-------- Input for this task --------
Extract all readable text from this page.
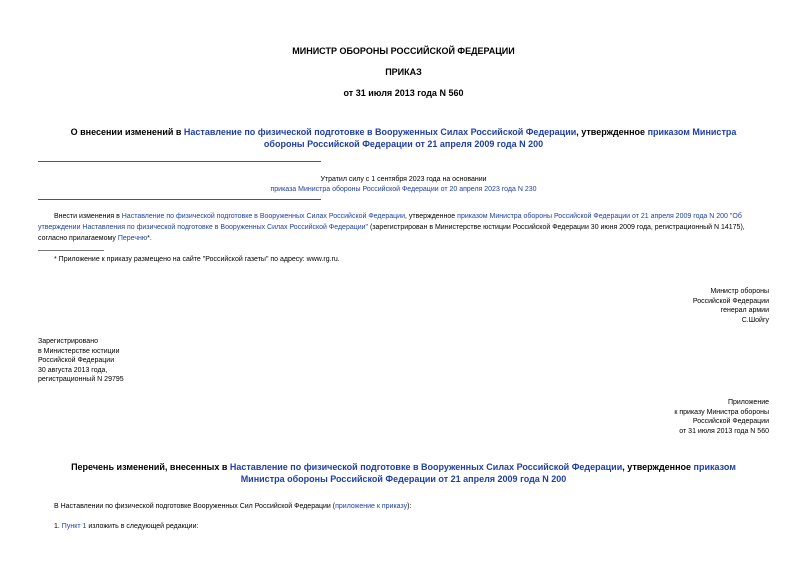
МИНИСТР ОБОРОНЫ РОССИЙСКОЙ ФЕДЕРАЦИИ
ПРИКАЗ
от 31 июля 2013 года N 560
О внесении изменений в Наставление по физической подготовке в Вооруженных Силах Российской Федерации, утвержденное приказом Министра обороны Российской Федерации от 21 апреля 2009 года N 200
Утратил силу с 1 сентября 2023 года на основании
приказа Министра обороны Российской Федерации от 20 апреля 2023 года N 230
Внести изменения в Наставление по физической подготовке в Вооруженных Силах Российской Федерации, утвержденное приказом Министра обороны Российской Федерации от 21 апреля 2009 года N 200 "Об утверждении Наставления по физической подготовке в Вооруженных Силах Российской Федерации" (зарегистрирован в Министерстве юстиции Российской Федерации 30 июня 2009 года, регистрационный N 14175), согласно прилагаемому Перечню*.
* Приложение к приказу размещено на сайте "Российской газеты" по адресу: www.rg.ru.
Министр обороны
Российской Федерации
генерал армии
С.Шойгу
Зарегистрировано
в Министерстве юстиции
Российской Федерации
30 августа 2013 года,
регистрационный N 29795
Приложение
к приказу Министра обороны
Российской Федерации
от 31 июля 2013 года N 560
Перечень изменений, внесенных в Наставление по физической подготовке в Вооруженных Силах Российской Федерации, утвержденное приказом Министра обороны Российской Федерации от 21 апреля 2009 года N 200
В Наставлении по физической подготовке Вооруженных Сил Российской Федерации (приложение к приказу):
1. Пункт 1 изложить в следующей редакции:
--------
- Instruction:
Except for the pictures, copy every line of the records above exactly.

- Answer to the task:
Extract all readable text from this page.
МИНИСТР ОБОРОНЫ РОССИЙСКОЙ ФЕДЕРАЦИИ
ПРИКАЗ
от 31 июля 2013 года N 560
О внесении изменений в Наставление по физической подготовке в Вооруженных Силах Российской Федерации, утвержденное приказом Министра обороны Российской Федерации от 21 апреля 2009 года N 200
Утратил силу с 1 сентября 2023 года на основании
приказа Министра обороны Российской Федерации от 20 апреля 2023 года N 230
Внести изменения в Наставление по физической подготовке в Вооруженных Силах Российской Федерации, утвержденное приказом Министра обороны Российской Федерации от 21 апреля 2009 года N 200 "Об утверждении Наставления по физической подготовке в Вооруженных Силах Российской Федерации" (зарегистрирован в Министерстве юстиции Российской Федерации 30 июня 2009 года, регистрационный N 14175), согласно прилагаемому Перечню*.
* Приложение к приказу размещено на сайте "Российской газеты" по адресу: www.rg.ru.
Министр обороны
Российской Федерации
генерал армии
С.Шойгу
Зарегистрировано
в Министерстве юстиции
Российской Федерации
30 августа 2013 года,
регистрационный N 29795
Приложение
к приказу Министра обороны
Российской Федерации
от 31 июля 2013 года N 560
Перечень изменений, внесенных в Наставление по физической подготовке в Вооруженных Силах Российской Федерации, утвержденное приказом Министра обороны Российской Федерации от 21 апреля 2009 года N 200
В Наставлении по физической подготовке Вооруженных Сил Российской Федерации (приложение к приказу):
1. Пункт 1 изложить в следующей редакции:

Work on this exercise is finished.